Set exercise: Copy out all of the data below with no alterations.

Supplied records:
** START **

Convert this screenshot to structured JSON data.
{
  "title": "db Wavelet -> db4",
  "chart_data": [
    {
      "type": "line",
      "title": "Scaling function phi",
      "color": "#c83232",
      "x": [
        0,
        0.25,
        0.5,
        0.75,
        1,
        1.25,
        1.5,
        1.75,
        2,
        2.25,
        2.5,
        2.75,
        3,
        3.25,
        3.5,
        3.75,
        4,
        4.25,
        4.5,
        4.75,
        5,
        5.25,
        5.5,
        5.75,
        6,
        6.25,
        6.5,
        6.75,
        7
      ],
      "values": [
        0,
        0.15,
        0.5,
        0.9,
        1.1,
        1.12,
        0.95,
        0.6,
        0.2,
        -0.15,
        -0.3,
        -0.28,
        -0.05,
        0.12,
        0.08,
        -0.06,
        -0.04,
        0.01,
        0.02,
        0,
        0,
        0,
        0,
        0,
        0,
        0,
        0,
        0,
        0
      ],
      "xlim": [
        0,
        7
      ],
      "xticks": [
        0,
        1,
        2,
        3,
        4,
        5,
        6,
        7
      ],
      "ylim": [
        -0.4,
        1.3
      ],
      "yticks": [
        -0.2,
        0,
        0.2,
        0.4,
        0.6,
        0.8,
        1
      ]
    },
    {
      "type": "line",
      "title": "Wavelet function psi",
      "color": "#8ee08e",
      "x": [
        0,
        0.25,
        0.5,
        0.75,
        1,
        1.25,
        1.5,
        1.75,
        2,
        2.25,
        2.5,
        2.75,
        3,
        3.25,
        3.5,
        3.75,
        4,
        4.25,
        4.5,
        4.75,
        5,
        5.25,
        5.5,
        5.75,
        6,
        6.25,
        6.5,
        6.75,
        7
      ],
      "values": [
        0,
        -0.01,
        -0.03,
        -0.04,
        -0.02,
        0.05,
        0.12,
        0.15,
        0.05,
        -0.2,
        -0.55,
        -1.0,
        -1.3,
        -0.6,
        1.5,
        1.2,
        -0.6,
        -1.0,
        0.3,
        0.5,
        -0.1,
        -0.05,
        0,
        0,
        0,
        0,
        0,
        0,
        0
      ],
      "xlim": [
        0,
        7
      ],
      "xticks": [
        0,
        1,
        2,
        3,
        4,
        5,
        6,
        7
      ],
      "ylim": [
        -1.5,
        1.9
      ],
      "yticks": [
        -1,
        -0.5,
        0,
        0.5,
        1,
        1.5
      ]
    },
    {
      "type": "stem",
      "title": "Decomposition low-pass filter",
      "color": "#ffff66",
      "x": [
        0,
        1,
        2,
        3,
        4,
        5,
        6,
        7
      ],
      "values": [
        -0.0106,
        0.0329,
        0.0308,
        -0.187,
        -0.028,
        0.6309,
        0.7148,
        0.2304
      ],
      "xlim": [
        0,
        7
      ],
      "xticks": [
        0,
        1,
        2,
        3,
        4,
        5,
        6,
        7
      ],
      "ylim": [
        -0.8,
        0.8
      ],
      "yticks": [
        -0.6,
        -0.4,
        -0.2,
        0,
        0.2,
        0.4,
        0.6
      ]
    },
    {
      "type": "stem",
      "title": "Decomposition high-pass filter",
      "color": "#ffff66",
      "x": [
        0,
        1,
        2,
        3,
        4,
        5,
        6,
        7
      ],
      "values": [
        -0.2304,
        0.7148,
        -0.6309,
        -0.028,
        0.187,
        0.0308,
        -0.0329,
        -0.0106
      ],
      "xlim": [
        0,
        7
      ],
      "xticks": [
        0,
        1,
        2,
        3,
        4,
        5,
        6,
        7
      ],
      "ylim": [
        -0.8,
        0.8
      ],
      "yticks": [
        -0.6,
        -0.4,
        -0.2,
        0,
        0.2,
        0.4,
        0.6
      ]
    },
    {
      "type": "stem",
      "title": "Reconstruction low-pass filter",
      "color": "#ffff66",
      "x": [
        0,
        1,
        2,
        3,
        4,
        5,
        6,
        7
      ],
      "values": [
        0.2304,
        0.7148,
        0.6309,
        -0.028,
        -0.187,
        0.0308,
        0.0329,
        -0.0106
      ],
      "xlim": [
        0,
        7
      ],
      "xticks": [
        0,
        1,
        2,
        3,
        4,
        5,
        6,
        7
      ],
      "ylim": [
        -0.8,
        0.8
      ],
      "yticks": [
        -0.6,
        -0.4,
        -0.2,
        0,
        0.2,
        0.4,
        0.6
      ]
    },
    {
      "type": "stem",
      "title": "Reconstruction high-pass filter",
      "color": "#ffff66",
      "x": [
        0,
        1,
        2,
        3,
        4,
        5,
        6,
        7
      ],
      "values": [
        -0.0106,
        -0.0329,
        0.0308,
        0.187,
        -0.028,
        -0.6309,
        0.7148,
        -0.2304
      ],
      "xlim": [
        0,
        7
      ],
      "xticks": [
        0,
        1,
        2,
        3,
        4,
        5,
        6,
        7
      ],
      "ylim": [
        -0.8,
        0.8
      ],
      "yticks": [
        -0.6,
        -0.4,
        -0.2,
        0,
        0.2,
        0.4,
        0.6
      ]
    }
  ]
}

** END **

Written answer:
Convert this screenshot to structured JSON data.
{
  "title": "db Wavelet -> db4",
  "chart_data": [
    {
      "type": "line",
      "title": "Scaling function phi",
      "color": "#c83232",
      "x": [
        0,
        0.25,
        0.5,
        0.75,
        1,
        1.25,
        1.5,
        1.75,
        2,
        2.25,
        2.5,
        2.75,
        3,
        3.25,
        3.5,
        3.75,
        4,
        4.25,
        4.5,
        4.75,
        5,
        5.25,
        5.5,
        5.75,
        6,
        6.25,
        6.5,
        6.75,
        7
      ],
      "values": [
        0,
        0.15,
        0.5,
        0.9,
        1.1,
        1.12,
        0.95,
        0.6,
        0.2,
        -0.15,
        -0.3,
        -0.28,
        -0.05,
        0.12,
        0.08,
        -0.06,
        -0.04,
        0.01,
        0.02,
        0,
        0,
        0,
        0,
        0,
        0,
        0,
        0,
        0,
        0
      ],
      "xlim": [
        0,
        7
      ],
      "xticks": [
        0,
        1,
        2,
        3,
        4,
        5,
        6,
        7
      ],
      "ylim": [
        -0.4,
        1.3
      ],
      "yticks": [
        -0.2,
        0,
        0.2,
        0.4,
        0.6,
        0.8,
        1
      ]
    },
    {
      "type": "line",
      "title": "Wavelet function psi",
      "color": "#8ee08e",
      "x": [
        0,
        0.25,
        0.5,
        0.75,
        1,
        1.25,
        1.5,
        1.75,
        2,
        2.25,
        2.5,
        2.75,
        3,
        3.25,
        3.5,
        3.75,
        4,
        4.25,
        4.5,
        4.75,
        5,
        5.25,
        5.5,
        5.75,
        6,
        6.25,
        6.5,
        6.75,
        7
      ],
      "values": [
        0,
        -0.01,
        -0.03,
        -0.04,
        -0.02,
        0.05,
        0.12,
        0.15,
        0.05,
        -0.2,
        -0.55,
        -1.0,
        -1.3,
        -0.6,
        1.5,
        1.2,
        -0.6,
        -1.0,
        0.3,
        0.5,
        -0.1,
        -0.05,
        0,
        0,
        0,
        0,
        0,
        0,
        0
      ],
      "xlim": [
        0,
        7
      ],
      "xticks": [
        0,
        1,
        2,
        3,
        4,
        5,
        6,
        7
      ],
      "ylim": [
        -1.5,
        1.9
      ],
      "yticks": [
        -1,
        -0.5,
        0,
        0.5,
        1,
        1.5
      ]
    },
    {
      "type": "stem",
      "title": "Decomposition low-pass filter",
      "color": "#ffff66",
      "x": [
        0,
        1,
        2,
        3,
        4,
        5,
        6,
        7
      ],
      "values": [
        -0.0106,
        0.0329,
        0.0308,
        -0.187,
        -0.028,
        0.6309,
        0.7148,
        0.2304
      ],
      "xlim": [
        0,
        7
      ],
      "xticks": [
        0,
        1,
        2,
        3,
        4,
        5,
        6,
        7
      ],
      "ylim": [
        -0.8,
        0.8
      ],
      "yticks": [
        -0.6,
        -0.4,
        -0.2,
        0,
        0.2,
        0.4,
        0.6
      ]
    },
    {
      "type": "stem",
      "title": "Decomposition high-pass filter",
      "color": "#ffff66",
      "x": [
        0,
        1,
        2,
        3,
        4,
        5,
        6,
        7
      ],
      "values": [
        -0.2304,
        0.7148,
        -0.6309,
        -0.028,
        0.187,
        0.0308,
        -0.0329,
        -0.0106
      ],
      "xlim": [
        0,
        7
      ],
      "xticks": [
        0,
        1,
        2,
        3,
        4,
        5,
        6,
        7
      ],
      "ylim": [
        -0.8,
        0.8
      ],
      "yticks": [
        -0.6,
        -0.4,
        -0.2,
        0,
        0.2,
        0.4,
        0.6
      ]
    },
    {
      "type": "stem",
      "title": "Reconstruction low-pass filter",
      "color": "#ffff66",
      "x": [
        0,
        1,
        2,
        3,
        4,
        5,
        6,
        7
      ],
      "values": [
        0.2304,
        0.7148,
        0.6309,
        -0.028,
        -0.187,
        0.0308,
        0.0329,
        -0.0106
      ],
      "xlim": [
        0,
        7
      ],
      "xticks": [
        0,
        1,
        2,
        3,
        4,
        5,
        6,
        7
      ],
      "ylim": [
        -0.8,
        0.8
      ],
      "yticks": [
        -0.6,
        -0.4,
        -0.2,
        0,
        0.2,
        0.4,
        0.6
      ]
    },
    {
      "type": "stem",
      "title": "Reconstruction high-pass filter",
      "color": "#ffff66",
      "x": [
        0,
        1,
        2,
        3,
        4,
        5,
        6,
        7
      ],
      "values": [
        -0.0106,
        -0.0329,
        0.0308,
        0.187,
        -0.028,
        -0.6309,
        0.7148,
        -0.2304
      ],
      "xlim": [
        0,
        7
      ],
      "xticks": [
        0,
        1,
        2,
        3,
        4,
        5,
        6,
        7
      ],
      "ylim": [
        -0.8,
        0.8
      ],
      "yticks": [
        -0.6,
        -0.4,
        -0.2,
        0,
        0.2,
        0.4,
        0.6
      ]
    }
  ]
}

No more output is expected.